GIVEN TASK. Repeat the records below with every "change-cell" renamed to "delta-cell" and everything else left unchanged, leaving the pictures out.

↓

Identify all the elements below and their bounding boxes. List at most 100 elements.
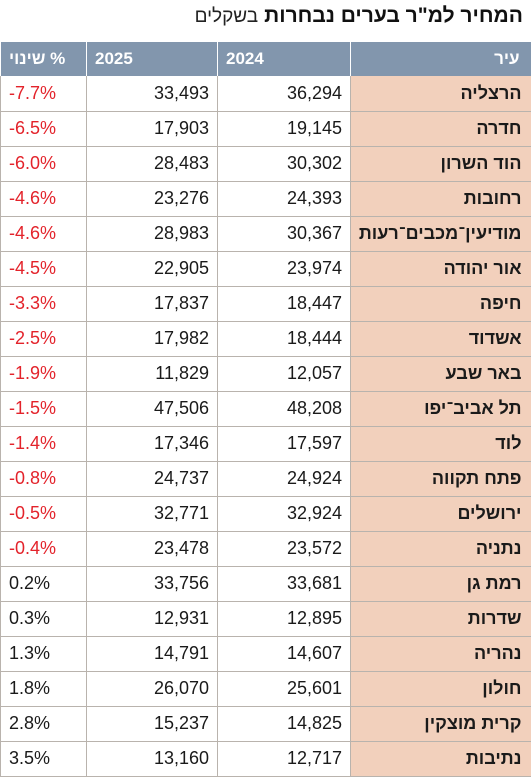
price-2024-cell: 14,607	[218, 636, 351, 671]
change-cell: -0.8%	[1, 461, 87, 496]
change-cell: -0.5%	[1, 496, 87, 531]
price-2025-cell: 33,756	[87, 566, 218, 601]
city-cell: אשדוד	[351, 321, 531, 356]
price-2025-cell: 22,905	[87, 251, 218, 286]
change-cell: 2.8%	[1, 706, 87, 741]
price-2024-cell: 17,597	[218, 426, 351, 461]
header-change: % שינוי	[1, 42, 87, 76]
city-cell: חולון	[351, 671, 531, 706]
city-cell: רמת גן	[351, 566, 531, 601]
change-cell: -7.7%	[1, 76, 87, 111]
price-2025-cell: 12,931	[87, 601, 218, 636]
city-cell: הוד השרון	[351, 146, 531, 181]
change-cell: 0.2%	[1, 566, 87, 601]
price-2025-cell: 14,791	[87, 636, 218, 671]
price-2025-cell: 17,903	[87, 111, 218, 146]
change-cell: 1.8%	[1, 671, 87, 706]
city-cell: חדרה	[351, 111, 531, 146]
city-cell: ירושלים	[351, 496, 531, 531]
price-2025-cell: 32,771	[87, 496, 218, 531]
city-cell: הרצליה	[351, 76, 531, 111]
price-2025-cell: 24,737	[87, 461, 218, 496]
city-cell: רחובות	[351, 181, 531, 216]
change-cell: -2.5%	[1, 321, 87, 356]
change-cell: -6.5%	[1, 111, 87, 146]
price-2025-cell: 26,070	[87, 671, 218, 706]
price-2025-cell: 17,982	[87, 321, 218, 356]
city-cell: לוד	[351, 426, 531, 461]
price-2024-cell: 12,717	[218, 741, 351, 776]
change-cell: 3.5%	[1, 741, 87, 776]
price-2025-cell: 15,237	[87, 706, 218, 741]
city-cell: נתניה	[351, 531, 531, 566]
price-2024-cell: 48,208	[218, 391, 351, 426]
price-2024-cell: 18,444	[218, 321, 351, 356]
table-header-row: עיר 2024 2025 % שינוי	[1, 42, 531, 76]
city-cell: תל אביב־יפו	[351, 391, 531, 426]
price-2024-cell: 18,447	[218, 286, 351, 321]
city-cell: באר שבע	[351, 356, 531, 391]
price-2025-cell: 13,160	[87, 741, 218, 776]
price-2025-cell: 28,983	[87, 216, 218, 251]
price-2024-cell: 33,681	[218, 566, 351, 601]
price-2025-cell: 17,837	[87, 286, 218, 321]
price-2025-cell: 23,276	[87, 181, 218, 216]
price-2024-cell: 19,145	[218, 111, 351, 146]
change-cell: -0.4%	[1, 531, 87, 566]
price-2025-cell: 33,493	[87, 76, 218, 111]
change-cell: -6.0%	[1, 146, 87, 181]
price-2025-cell: 11,829	[87, 356, 218, 391]
price-2024-cell: 14,825	[218, 706, 351, 741]
price-2025-cell: 28,483	[87, 146, 218, 181]
price-2024-cell: 24,393	[218, 181, 351, 216]
price-2024-cell: 25,601	[218, 671, 351, 706]
change-cell: -1.4%	[1, 426, 87, 461]
city-cell: נהריה	[351, 636, 531, 671]
change-cell: -1.5%	[1, 391, 87, 426]
city-cell: נתיבות	[351, 741, 531, 776]
price-2024-cell: 30,302	[218, 146, 351, 181]
price-2024-cell: 36,294	[218, 76, 351, 111]
page-subtitle: בשקלים	[195, 6, 259, 27]
change-cell: 1.3%	[1, 636, 87, 671]
city-cell: שדרות	[351, 601, 531, 636]
price-2024-cell: 23,572	[218, 531, 351, 566]
title-bar: המחיר למ"ר בערים נבחרותבשקלים	[0, 0, 531, 34]
header-2025: 2025	[87, 42, 218, 76]
price-2024-cell: 30,367	[218, 216, 351, 251]
city-cell: פתח תקווה	[351, 461, 531, 496]
header-2024: 2024	[218, 42, 351, 76]
page-title: המחיר למ"ר בערים נבחרות	[264, 4, 523, 27]
price-2024-cell: 32,924	[218, 496, 351, 531]
header-city: עיר	[351, 42, 531, 76]
price-2024-cell: 23,974	[218, 251, 351, 286]
change-cell: -4.6%	[1, 181, 87, 216]
change-cell: -1.9%	[1, 356, 87, 391]
price-2025-cell: 17,346	[87, 426, 218, 461]
change-cell: -4.5%	[1, 251, 87, 286]
price-2025-cell: 47,506	[87, 391, 218, 426]
city-cell: קרית מוצקין	[351, 706, 531, 741]
price-2025-cell: 23,478	[87, 531, 218, 566]
change-cell: -4.6%	[1, 216, 87, 251]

↑

RESULT OF THIS TASK.
Identify all the elements below and their bounding boxes. List at most 100 elements.
price-2024-cell: 14,607	[218, 636, 351, 671]
delta-cell: -0.8%	[1, 461, 87, 496]
delta-cell: -0.5%	[1, 496, 87, 531]
price-2025-cell: 33,756	[87, 566, 218, 601]
city-cell: אשדוד	[351, 321, 531, 356]
price-2025-cell: 22,905	[87, 251, 218, 286]
delta-cell: 2.8%	[1, 706, 87, 741]
price-2024-cell: 17,597	[218, 426, 351, 461]
header-change: % שינוי	[1, 42, 87, 76]
city-cell: חולון	[351, 671, 531, 706]
city-cell: רמת גן	[351, 566, 531, 601]
delta-cell: -7.7%	[1, 76, 87, 111]
price-2025-cell: 12,931	[87, 601, 218, 636]
city-cell: הוד השרון	[351, 146, 531, 181]
delta-cell: 0.2%	[1, 566, 87, 601]
price-2025-cell: 14,791	[87, 636, 218, 671]
price-2025-cell: 17,903	[87, 111, 218, 146]
delta-cell: 1.8%	[1, 671, 87, 706]
city-cell: חדרה	[351, 111, 531, 146]
city-cell: ירושלים	[351, 496, 531, 531]
price-2025-cell: 32,771	[87, 496, 218, 531]
city-cell: הרצליה	[351, 76, 531, 111]
price-2025-cell: 24,737	[87, 461, 218, 496]
city-cell: רחובות	[351, 181, 531, 216]
delta-cell: -2.5%	[1, 321, 87, 356]
delta-cell: -6.5%	[1, 111, 87, 146]
price-2025-cell: 26,070	[87, 671, 218, 706]
price-2025-cell: 17,982	[87, 321, 218, 356]
city-cell: לוד	[351, 426, 531, 461]
price-2024-cell: 12,717	[218, 741, 351, 776]
delta-cell: 3.5%	[1, 741, 87, 776]
price-2025-cell: 15,237	[87, 706, 218, 741]
city-cell: נתניה	[351, 531, 531, 566]
price-2024-cell: 48,208	[218, 391, 351, 426]
price-2024-cell: 18,444	[218, 321, 351, 356]
table-header-row: עיר 2024 2025 % שינוי	[1, 42, 531, 76]
city-cell: תל אביב־יפו	[351, 391, 531, 426]
price-2024-cell: 18,447	[218, 286, 351, 321]
city-cell: באר שבע	[351, 356, 531, 391]
price-2025-cell: 13,160	[87, 741, 218, 776]
price-2025-cell: 28,983	[87, 216, 218, 251]
price-2024-cell: 33,681	[218, 566, 351, 601]
price-2025-cell: 17,837	[87, 286, 218, 321]
price-2025-cell: 23,276	[87, 181, 218, 216]
price-2024-cell: 19,145	[218, 111, 351, 146]
delta-cell: -0.4%	[1, 531, 87, 566]
price-2025-cell: 33,493	[87, 76, 218, 111]
delta-cell: -6.0%	[1, 146, 87, 181]
price-2025-cell: 11,829	[87, 356, 218, 391]
price-2024-cell: 14,825	[218, 706, 351, 741]
price-2025-cell: 28,483	[87, 146, 218, 181]
price-2024-cell: 24,393	[218, 181, 351, 216]
price-2024-cell: 25,601	[218, 671, 351, 706]
delta-cell: -1.4%	[1, 426, 87, 461]
city-cell: נהריה	[351, 636, 531, 671]
delta-cell: -1.5%	[1, 391, 87, 426]
city-cell: נתיבות	[351, 741, 531, 776]
price-2024-cell: 30,302	[218, 146, 351, 181]
price-2024-cell: 36,294	[218, 76, 351, 111]
page-subtitle: בשקלים	[195, 6, 259, 27]
delta-cell: 1.3%	[1, 636, 87, 671]
city-cell: שדרות	[351, 601, 531, 636]
price-2024-cell: 23,572	[218, 531, 351, 566]
title-bar: המחיר למ"ר בערים נבחרותבשקלים	[0, 0, 531, 34]
header-2025: 2025	[87, 42, 218, 76]
price-2024-cell: 30,367	[218, 216, 351, 251]
city-cell: פתח תקווה	[351, 461, 531, 496]
header-2024: 2024	[218, 42, 351, 76]
page-title: המחיר למ"ר בערים נבחרות	[264, 4, 523, 27]
price-2024-cell: 32,924	[218, 496, 351, 531]
header-city: עיר	[351, 42, 531, 76]
price-2024-cell: 23,974	[218, 251, 351, 286]
delta-cell: -4.6%	[1, 181, 87, 216]
delta-cell: -1.9%	[1, 356, 87, 391]
price-2025-cell: 17,346	[87, 426, 218, 461]
delta-cell: -4.5%	[1, 251, 87, 286]
price-2025-cell: 47,506	[87, 391, 218, 426]
city-cell: קרית מוצקין	[351, 706, 531, 741]
price-2025-cell: 23,478	[87, 531, 218, 566]
delta-cell: -4.6%	[1, 216, 87, 251]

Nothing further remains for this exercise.